------ STORED DATA
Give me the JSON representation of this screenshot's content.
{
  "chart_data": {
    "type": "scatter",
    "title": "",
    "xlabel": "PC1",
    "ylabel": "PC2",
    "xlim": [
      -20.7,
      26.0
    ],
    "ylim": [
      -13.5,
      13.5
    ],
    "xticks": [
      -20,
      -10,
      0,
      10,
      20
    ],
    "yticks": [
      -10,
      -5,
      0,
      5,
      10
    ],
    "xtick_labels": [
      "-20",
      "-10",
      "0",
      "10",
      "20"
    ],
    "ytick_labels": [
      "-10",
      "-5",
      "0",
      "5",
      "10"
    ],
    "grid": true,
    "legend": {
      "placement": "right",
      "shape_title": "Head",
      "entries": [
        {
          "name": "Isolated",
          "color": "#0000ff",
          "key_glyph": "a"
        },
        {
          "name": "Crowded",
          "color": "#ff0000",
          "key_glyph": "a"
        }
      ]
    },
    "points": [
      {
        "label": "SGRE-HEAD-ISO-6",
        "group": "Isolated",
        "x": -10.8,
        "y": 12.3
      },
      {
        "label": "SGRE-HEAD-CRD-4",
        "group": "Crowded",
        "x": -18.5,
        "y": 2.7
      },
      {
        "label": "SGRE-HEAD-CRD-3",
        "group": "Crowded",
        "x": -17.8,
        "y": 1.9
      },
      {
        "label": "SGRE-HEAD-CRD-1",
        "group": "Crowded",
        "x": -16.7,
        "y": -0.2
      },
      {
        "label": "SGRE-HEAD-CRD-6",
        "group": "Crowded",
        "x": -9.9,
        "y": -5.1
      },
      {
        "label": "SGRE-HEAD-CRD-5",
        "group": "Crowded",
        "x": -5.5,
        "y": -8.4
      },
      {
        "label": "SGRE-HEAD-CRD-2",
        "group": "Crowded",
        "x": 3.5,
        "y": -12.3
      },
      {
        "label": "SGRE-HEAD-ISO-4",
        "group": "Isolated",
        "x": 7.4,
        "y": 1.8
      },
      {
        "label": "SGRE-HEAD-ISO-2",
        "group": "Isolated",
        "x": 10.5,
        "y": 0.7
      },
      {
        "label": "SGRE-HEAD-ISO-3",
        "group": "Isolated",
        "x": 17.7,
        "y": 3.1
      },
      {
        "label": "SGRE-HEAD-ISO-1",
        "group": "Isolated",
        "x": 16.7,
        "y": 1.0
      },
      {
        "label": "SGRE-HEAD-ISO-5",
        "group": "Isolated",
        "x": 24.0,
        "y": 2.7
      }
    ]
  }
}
------------
YOUR GOAL
Repeat every entry exactly, please.

ANSWER
Give me the JSON representation of this screenshot's content.
{
  "chart_data": {
    "type": "scatter",
    "title": "",
    "xlabel": "PC1",
    "ylabel": "PC2",
    "xlim": [
      -20.7,
      26.0
    ],
    "ylim": [
      -13.5,
      13.5
    ],
    "xticks": [
      -20,
      -10,
      0,
      10,
      20
    ],
    "yticks": [
      -10,
      -5,
      0,
      5,
      10
    ],
    "xtick_labels": [
      "-20",
      "-10",
      "0",
      "10",
      "20"
    ],
    "ytick_labels": [
      "-10",
      "-5",
      "0",
      "5",
      "10"
    ],
    "grid": true,
    "legend": {
      "placement": "right",
      "shape_title": "Head",
      "entries": [
        {
          "name": "Isolated",
          "color": "#0000ff",
          "key_glyph": "a"
        },
        {
          "name": "Crowded",
          "color": "#ff0000",
          "key_glyph": "a"
        }
      ]
    },
    "points": [
      {
        "label": "SGRE-HEAD-ISO-6",
        "group": "Isolated",
        "x": -10.8,
        "y": 12.3
      },
      {
        "label": "SGRE-HEAD-CRD-4",
        "group": "Crowded",
        "x": -18.5,
        "y": 2.7
      },
      {
        "label": "SGRE-HEAD-CRD-3",
        "group": "Crowded",
        "x": -17.8,
        "y": 1.9
      },
      {
        "label": "SGRE-HEAD-CRD-1",
        "group": "Crowded",
        "x": -16.7,
        "y": -0.2
      },
      {
        "label": "SGRE-HEAD-CRD-6",
        "group": "Crowded",
        "x": -9.9,
        "y": -5.1
      },
      {
        "label": "SGRE-HEAD-CRD-5",
        "group": "Crowded",
        "x": -5.5,
        "y": -8.4
      },
      {
        "label": "SGRE-HEAD-CRD-2",
        "group": "Crowded",
        "x": 3.5,
        "y": -12.3
      },
      {
        "label": "SGRE-HEAD-ISO-4",
        "group": "Isolated",
        "x": 7.4,
        "y": 1.8
      },
      {
        "label": "SGRE-HEAD-ISO-2",
        "group": "Isolated",
        "x": 10.5,
        "y": 0.7
      },
      {
        "label": "SGRE-HEAD-ISO-3",
        "group": "Isolated",
        "x": 17.7,
        "y": 3.1
      },
      {
        "label": "SGRE-HEAD-ISO-1",
        "group": "Isolated",
        "x": 16.7,
        "y": 1.0
      },
      {
        "label": "SGRE-HEAD-ISO-5",
        "group": "Isolated",
        "x": 24.0,
        "y": 2.7
      }
    ]
  }
}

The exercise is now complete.